**What the task asks**
Within the data below, state how many lines contain the string "คโคร". Provide the number only.

>>>>>

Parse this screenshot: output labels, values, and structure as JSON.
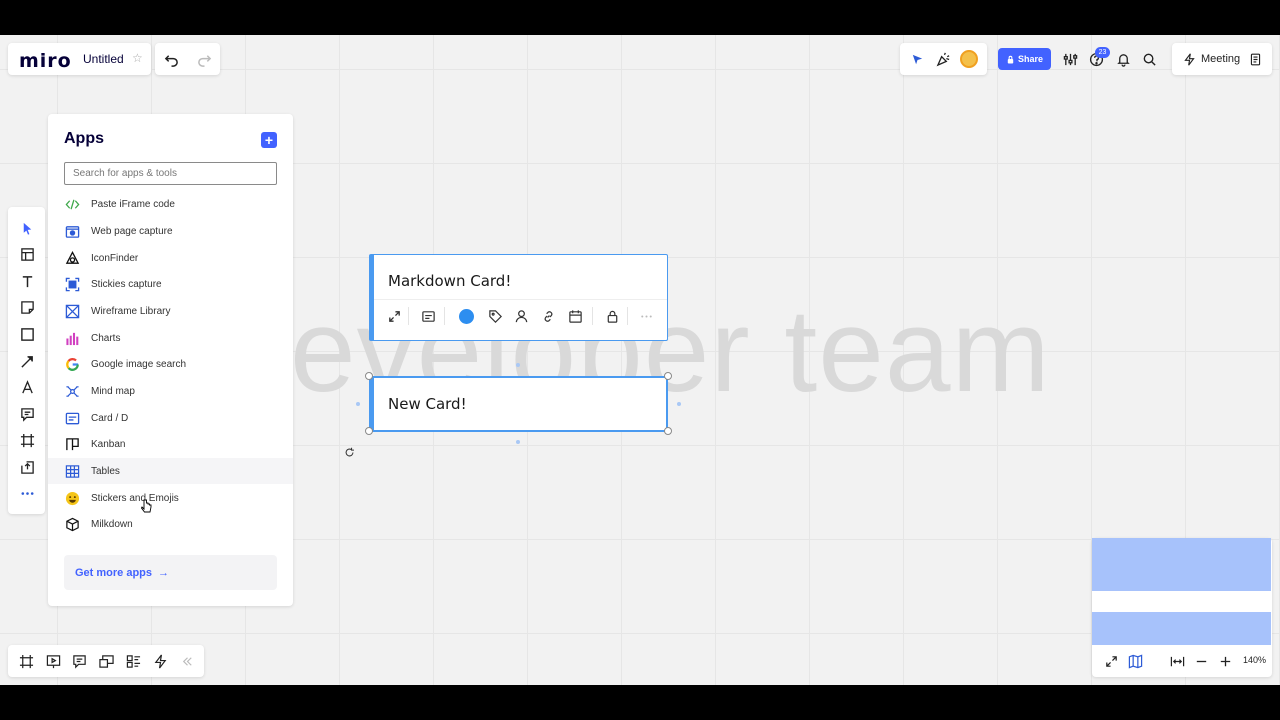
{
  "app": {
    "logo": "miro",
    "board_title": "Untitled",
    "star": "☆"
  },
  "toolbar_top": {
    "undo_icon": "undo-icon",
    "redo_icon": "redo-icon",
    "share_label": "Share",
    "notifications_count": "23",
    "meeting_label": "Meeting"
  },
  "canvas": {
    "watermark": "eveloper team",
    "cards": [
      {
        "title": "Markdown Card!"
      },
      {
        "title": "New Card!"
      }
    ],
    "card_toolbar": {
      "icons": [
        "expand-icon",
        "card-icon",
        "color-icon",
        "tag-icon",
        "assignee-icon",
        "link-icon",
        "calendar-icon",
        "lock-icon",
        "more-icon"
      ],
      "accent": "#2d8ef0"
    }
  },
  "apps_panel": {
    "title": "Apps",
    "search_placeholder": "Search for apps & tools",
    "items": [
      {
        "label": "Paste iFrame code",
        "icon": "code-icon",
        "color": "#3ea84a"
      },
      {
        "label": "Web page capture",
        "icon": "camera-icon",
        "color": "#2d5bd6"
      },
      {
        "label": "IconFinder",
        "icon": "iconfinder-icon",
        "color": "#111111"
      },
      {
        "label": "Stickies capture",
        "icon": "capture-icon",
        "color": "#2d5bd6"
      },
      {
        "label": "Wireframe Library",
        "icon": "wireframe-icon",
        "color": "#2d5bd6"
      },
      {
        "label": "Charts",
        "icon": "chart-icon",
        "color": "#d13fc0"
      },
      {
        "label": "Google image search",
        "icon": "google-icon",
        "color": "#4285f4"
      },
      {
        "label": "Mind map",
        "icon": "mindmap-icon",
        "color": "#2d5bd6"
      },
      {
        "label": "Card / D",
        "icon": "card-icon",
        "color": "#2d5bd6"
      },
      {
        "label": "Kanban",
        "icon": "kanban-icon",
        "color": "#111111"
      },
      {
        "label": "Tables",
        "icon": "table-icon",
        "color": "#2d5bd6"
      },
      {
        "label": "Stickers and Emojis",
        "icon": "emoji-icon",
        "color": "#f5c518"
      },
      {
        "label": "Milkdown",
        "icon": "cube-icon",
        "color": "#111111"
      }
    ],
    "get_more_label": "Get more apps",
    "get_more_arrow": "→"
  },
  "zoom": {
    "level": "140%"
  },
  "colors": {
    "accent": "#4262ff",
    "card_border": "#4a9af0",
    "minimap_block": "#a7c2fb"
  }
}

<<<<<
>>>>>

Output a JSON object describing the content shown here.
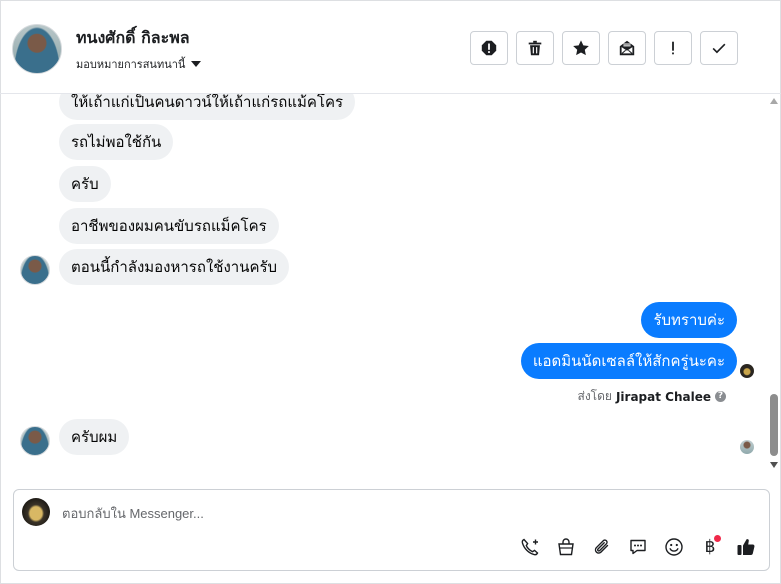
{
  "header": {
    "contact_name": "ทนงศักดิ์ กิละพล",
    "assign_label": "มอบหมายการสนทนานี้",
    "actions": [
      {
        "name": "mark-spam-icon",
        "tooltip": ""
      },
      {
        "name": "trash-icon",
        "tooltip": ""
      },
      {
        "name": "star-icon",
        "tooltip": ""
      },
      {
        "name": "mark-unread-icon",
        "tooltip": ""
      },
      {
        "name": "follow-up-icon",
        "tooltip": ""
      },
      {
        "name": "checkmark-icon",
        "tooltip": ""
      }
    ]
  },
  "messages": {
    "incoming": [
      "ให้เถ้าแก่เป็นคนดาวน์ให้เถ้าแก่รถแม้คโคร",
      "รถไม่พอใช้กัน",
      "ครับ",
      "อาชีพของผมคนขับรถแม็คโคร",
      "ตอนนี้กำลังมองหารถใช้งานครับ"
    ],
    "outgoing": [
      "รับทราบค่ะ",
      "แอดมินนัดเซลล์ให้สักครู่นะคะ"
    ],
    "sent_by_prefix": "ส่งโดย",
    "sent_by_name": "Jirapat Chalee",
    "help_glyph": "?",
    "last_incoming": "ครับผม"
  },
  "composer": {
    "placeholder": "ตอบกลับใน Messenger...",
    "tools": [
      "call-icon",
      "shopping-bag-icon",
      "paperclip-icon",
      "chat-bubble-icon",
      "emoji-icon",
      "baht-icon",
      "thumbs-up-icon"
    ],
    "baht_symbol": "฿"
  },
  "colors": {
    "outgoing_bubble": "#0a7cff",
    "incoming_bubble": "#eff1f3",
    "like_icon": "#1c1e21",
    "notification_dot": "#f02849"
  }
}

<<<<<

**Exercise result**
2